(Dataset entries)
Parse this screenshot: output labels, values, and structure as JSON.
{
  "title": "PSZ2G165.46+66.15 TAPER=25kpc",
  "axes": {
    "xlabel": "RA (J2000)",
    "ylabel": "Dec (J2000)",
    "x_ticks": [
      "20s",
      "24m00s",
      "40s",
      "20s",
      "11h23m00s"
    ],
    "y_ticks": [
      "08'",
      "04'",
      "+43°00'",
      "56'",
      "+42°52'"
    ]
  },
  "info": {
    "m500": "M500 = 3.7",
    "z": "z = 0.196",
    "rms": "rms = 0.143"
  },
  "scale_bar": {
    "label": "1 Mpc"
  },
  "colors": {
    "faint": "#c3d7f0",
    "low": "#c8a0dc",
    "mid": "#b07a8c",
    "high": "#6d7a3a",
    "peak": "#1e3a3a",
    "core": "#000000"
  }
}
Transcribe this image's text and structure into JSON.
...
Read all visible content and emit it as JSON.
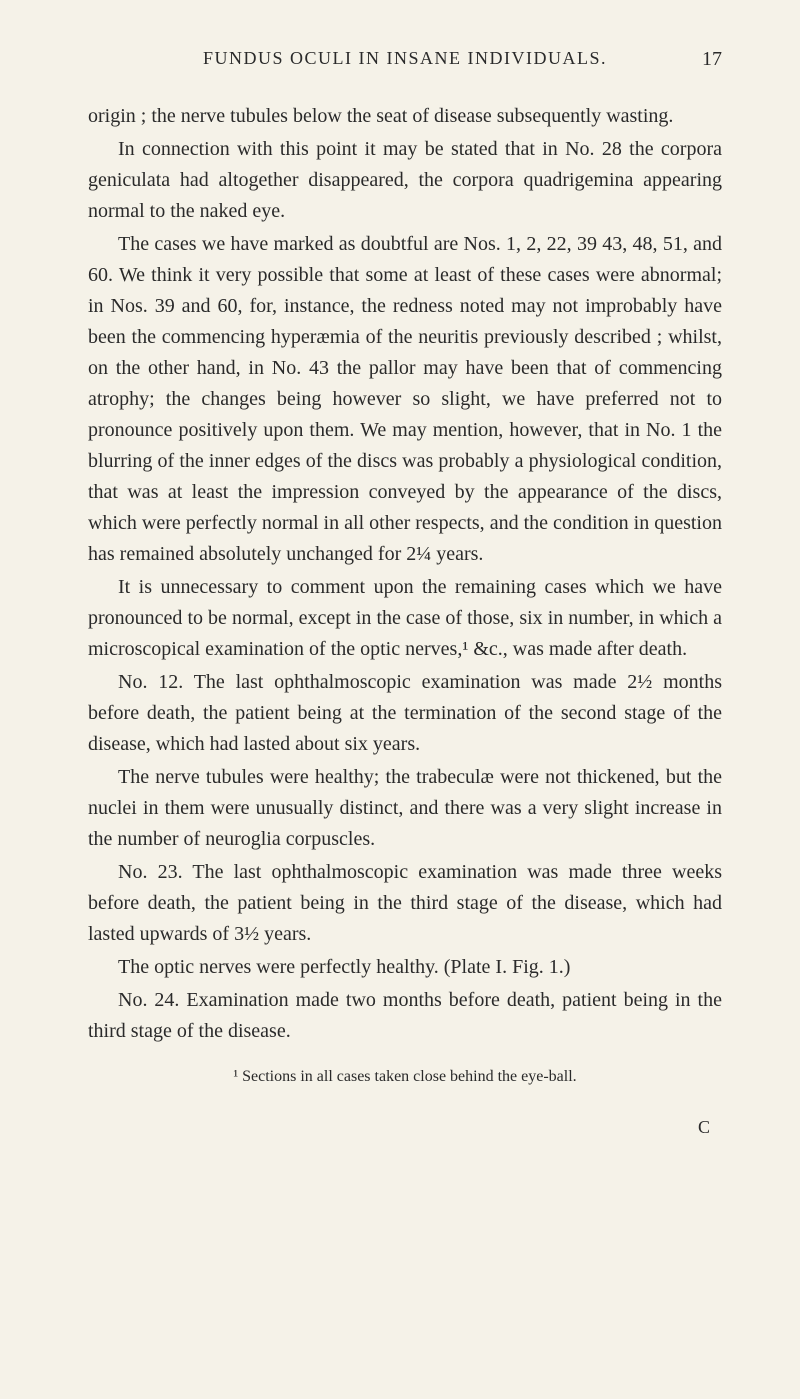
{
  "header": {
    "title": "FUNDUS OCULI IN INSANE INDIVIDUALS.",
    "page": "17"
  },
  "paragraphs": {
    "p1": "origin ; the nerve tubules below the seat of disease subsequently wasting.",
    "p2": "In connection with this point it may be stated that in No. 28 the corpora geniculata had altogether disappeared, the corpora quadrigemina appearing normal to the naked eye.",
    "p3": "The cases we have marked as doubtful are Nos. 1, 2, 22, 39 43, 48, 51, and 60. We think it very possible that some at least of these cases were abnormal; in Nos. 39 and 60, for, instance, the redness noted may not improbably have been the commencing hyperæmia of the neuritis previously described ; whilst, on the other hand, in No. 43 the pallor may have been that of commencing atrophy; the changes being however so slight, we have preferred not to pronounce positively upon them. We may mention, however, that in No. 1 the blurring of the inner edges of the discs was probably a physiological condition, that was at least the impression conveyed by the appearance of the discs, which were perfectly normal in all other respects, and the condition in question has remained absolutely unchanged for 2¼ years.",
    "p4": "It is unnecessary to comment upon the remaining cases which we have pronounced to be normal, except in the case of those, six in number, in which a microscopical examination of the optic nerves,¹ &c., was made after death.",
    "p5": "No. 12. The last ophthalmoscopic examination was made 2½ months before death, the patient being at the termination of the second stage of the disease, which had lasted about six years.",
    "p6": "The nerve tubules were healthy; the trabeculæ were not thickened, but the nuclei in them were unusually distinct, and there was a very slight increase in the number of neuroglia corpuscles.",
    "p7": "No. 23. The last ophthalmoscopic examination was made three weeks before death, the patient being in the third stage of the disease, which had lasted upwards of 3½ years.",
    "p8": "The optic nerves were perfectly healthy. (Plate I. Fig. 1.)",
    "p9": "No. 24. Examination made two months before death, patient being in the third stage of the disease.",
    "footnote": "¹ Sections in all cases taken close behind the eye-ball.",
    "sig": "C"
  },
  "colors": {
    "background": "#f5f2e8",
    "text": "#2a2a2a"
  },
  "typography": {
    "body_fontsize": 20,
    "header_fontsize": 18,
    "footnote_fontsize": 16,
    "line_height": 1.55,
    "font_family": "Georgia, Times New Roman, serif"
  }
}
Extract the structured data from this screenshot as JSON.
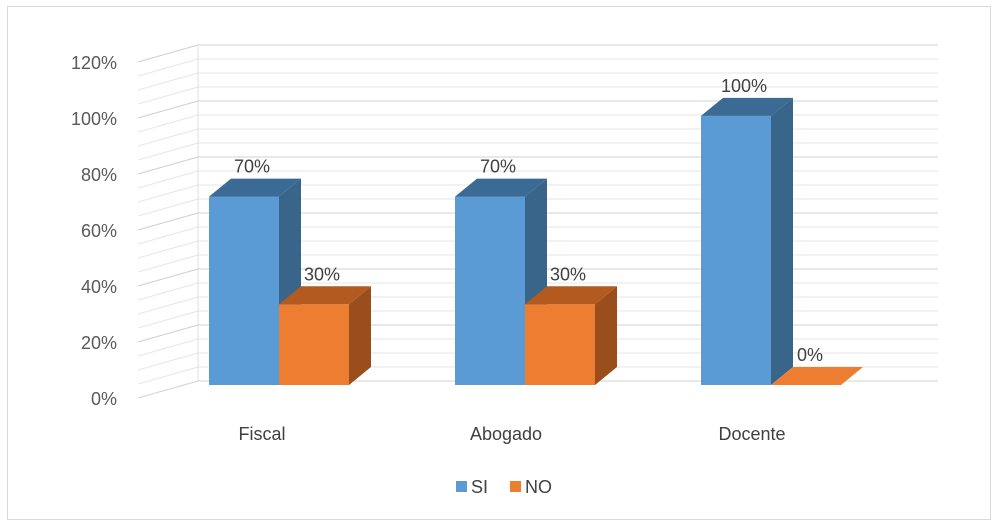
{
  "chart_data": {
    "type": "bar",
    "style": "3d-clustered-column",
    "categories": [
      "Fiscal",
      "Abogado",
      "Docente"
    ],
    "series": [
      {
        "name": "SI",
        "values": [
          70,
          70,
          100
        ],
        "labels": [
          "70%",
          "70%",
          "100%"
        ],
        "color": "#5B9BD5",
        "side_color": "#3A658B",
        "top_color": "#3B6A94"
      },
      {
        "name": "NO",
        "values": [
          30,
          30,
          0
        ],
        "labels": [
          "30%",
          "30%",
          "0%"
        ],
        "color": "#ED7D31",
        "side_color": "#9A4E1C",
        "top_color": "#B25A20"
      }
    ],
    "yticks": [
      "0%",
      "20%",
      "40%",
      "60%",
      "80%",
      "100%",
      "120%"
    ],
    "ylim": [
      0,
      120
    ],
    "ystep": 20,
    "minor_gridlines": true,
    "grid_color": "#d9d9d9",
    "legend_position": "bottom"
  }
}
---
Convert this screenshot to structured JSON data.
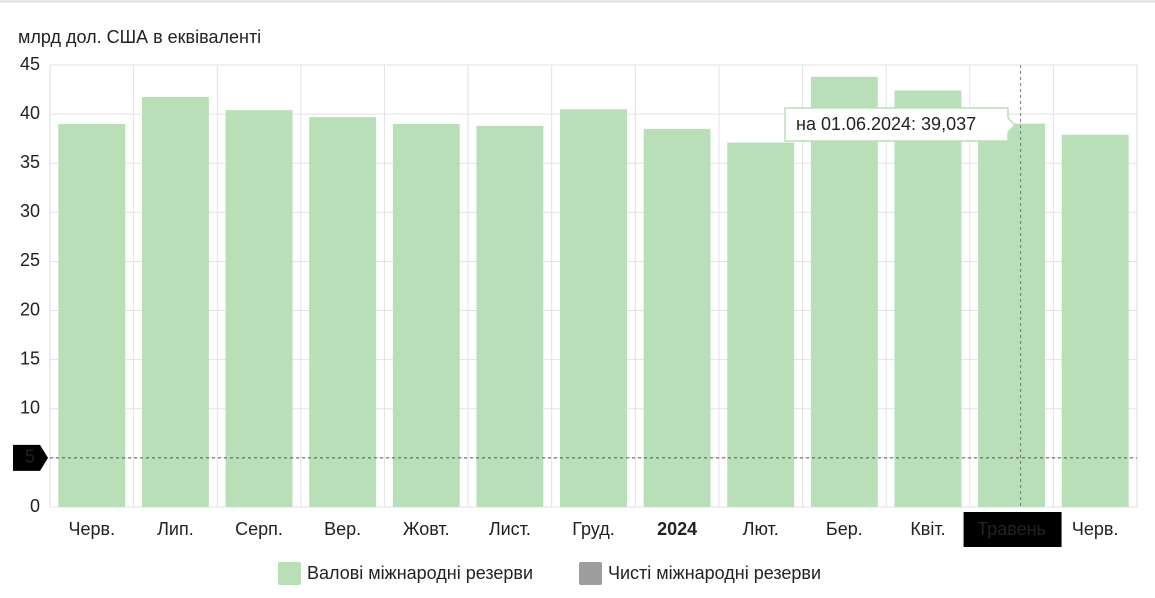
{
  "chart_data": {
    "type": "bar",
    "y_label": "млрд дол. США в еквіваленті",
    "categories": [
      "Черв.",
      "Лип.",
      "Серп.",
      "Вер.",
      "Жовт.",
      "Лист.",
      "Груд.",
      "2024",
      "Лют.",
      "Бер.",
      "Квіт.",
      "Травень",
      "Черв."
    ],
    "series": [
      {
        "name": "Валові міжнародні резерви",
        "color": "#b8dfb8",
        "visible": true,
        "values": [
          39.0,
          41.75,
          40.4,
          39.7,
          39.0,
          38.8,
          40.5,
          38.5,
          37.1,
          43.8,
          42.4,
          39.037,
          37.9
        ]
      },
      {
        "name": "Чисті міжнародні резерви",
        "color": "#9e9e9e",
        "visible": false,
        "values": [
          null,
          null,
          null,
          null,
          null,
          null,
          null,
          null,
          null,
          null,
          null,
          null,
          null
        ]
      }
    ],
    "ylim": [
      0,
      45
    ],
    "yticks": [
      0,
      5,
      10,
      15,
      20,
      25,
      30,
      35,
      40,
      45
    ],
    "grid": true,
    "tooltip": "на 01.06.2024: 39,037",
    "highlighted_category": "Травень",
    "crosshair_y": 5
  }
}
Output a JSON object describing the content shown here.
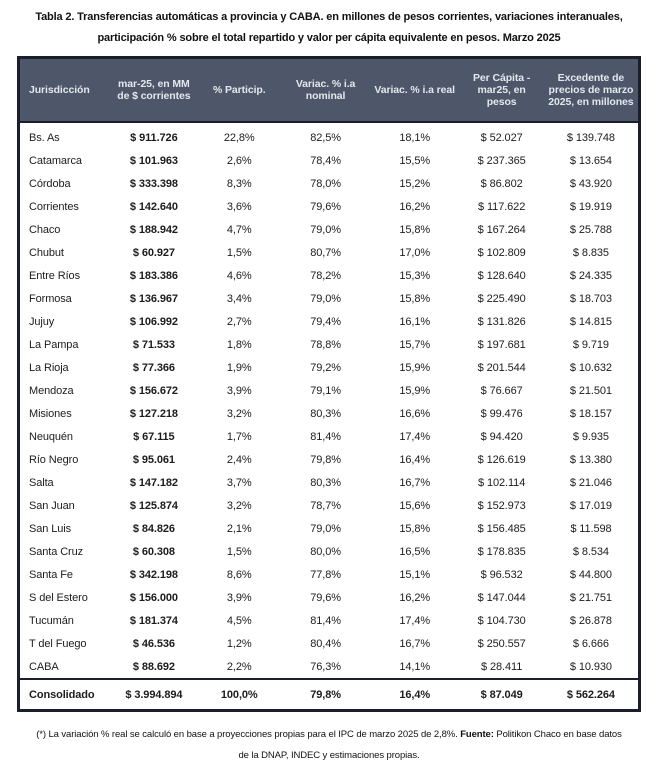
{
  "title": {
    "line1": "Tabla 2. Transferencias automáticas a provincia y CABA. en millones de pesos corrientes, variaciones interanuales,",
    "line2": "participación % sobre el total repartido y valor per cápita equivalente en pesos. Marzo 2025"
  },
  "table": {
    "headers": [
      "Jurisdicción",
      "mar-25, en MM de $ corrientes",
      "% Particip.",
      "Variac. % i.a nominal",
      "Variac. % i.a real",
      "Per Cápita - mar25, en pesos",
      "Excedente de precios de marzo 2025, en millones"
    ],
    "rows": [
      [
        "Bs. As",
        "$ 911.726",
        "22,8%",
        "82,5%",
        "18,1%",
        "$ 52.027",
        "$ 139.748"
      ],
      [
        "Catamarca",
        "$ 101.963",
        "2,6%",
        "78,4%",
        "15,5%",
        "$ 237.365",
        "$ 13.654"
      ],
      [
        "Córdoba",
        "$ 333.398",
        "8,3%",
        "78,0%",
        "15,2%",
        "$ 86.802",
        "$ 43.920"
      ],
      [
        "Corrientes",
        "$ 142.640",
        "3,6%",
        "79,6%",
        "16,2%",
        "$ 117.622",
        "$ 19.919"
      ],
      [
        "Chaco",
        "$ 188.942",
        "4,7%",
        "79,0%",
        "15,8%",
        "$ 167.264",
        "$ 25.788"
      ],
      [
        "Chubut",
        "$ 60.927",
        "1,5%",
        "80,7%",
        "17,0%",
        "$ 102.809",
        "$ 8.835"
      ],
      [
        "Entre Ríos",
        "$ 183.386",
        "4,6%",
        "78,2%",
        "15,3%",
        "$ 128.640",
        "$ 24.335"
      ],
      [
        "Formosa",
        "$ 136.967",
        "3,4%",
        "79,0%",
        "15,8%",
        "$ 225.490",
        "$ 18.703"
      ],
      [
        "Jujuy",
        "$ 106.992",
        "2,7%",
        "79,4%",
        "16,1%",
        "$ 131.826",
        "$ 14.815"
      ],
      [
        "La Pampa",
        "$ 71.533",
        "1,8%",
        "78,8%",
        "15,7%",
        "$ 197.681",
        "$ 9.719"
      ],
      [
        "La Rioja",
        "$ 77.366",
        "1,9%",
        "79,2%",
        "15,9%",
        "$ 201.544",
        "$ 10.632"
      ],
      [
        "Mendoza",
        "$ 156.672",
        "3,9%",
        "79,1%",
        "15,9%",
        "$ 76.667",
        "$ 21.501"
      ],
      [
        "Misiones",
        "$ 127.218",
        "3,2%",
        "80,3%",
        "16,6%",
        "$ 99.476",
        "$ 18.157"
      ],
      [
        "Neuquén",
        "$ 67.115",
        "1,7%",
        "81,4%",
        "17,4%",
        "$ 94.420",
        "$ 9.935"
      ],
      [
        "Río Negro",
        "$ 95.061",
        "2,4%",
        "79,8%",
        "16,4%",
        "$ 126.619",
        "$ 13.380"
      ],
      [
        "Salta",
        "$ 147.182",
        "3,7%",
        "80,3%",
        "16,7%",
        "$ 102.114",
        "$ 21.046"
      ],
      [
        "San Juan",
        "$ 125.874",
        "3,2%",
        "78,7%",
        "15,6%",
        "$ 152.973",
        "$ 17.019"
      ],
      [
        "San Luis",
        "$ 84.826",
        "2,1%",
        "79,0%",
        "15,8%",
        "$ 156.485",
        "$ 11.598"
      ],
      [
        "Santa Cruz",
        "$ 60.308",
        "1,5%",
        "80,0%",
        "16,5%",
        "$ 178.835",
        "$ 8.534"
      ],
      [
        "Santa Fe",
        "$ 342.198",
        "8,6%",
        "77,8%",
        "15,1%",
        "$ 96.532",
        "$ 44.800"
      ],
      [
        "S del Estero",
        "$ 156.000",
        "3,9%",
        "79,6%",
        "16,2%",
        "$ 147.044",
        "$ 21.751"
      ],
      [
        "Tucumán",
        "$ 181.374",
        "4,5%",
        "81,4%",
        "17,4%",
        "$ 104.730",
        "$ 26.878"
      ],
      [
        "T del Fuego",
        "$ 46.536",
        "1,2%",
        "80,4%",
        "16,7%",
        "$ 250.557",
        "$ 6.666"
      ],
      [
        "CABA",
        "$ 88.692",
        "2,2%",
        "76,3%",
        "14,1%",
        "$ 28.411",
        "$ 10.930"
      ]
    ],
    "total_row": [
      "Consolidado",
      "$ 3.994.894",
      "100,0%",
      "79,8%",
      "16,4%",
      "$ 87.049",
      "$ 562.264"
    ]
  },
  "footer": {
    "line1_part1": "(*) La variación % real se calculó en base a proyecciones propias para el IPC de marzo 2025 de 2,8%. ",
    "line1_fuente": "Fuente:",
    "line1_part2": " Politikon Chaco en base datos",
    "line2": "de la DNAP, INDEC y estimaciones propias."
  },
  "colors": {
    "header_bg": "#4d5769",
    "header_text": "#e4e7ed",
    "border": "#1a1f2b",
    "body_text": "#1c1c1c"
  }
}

> **Given exercise**:
Exact duplication is required for the lines above, from the line that contains "Parse this screenshot: output" to the line that contains "Transcribe this image's", inclusive; omit all others.

> **Finished exercise**:
Parse this screenshot: output labels, values, and structure as JSON.
{
  "title": "PSZ2G165.46+66.15 TAPER=25kpc",
  "axes": {
    "xlabel": "RA (J2000)",
    "ylabel": "Dec (J2000)",
    "x_ticks": [
      "20s",
      "24m00s",
      "40s",
      "20s",
      "11h23m00s"
    ],
    "y_ticks": [
      "08'",
      "04'",
      "+43°00'",
      "56'",
      "+42°52'"
    ]
  },
  "info": {
    "m500": "M500 = 3.7",
    "z": "z = 0.196",
    "rms": "rms = 0.143"
  },
  "scale_bar": {
    "label": "1 Mpc"
  },
  "colors": {
    "faint": "#c3d7f0",
    "low": "#c8a0dc",
    "mid": "#b07a8c",
    "high": "#6d7a3a",
    "peak": "#1e3a3a",
    "core": "#000000"
  }
}
Transcribe this image's text and structure into JSON.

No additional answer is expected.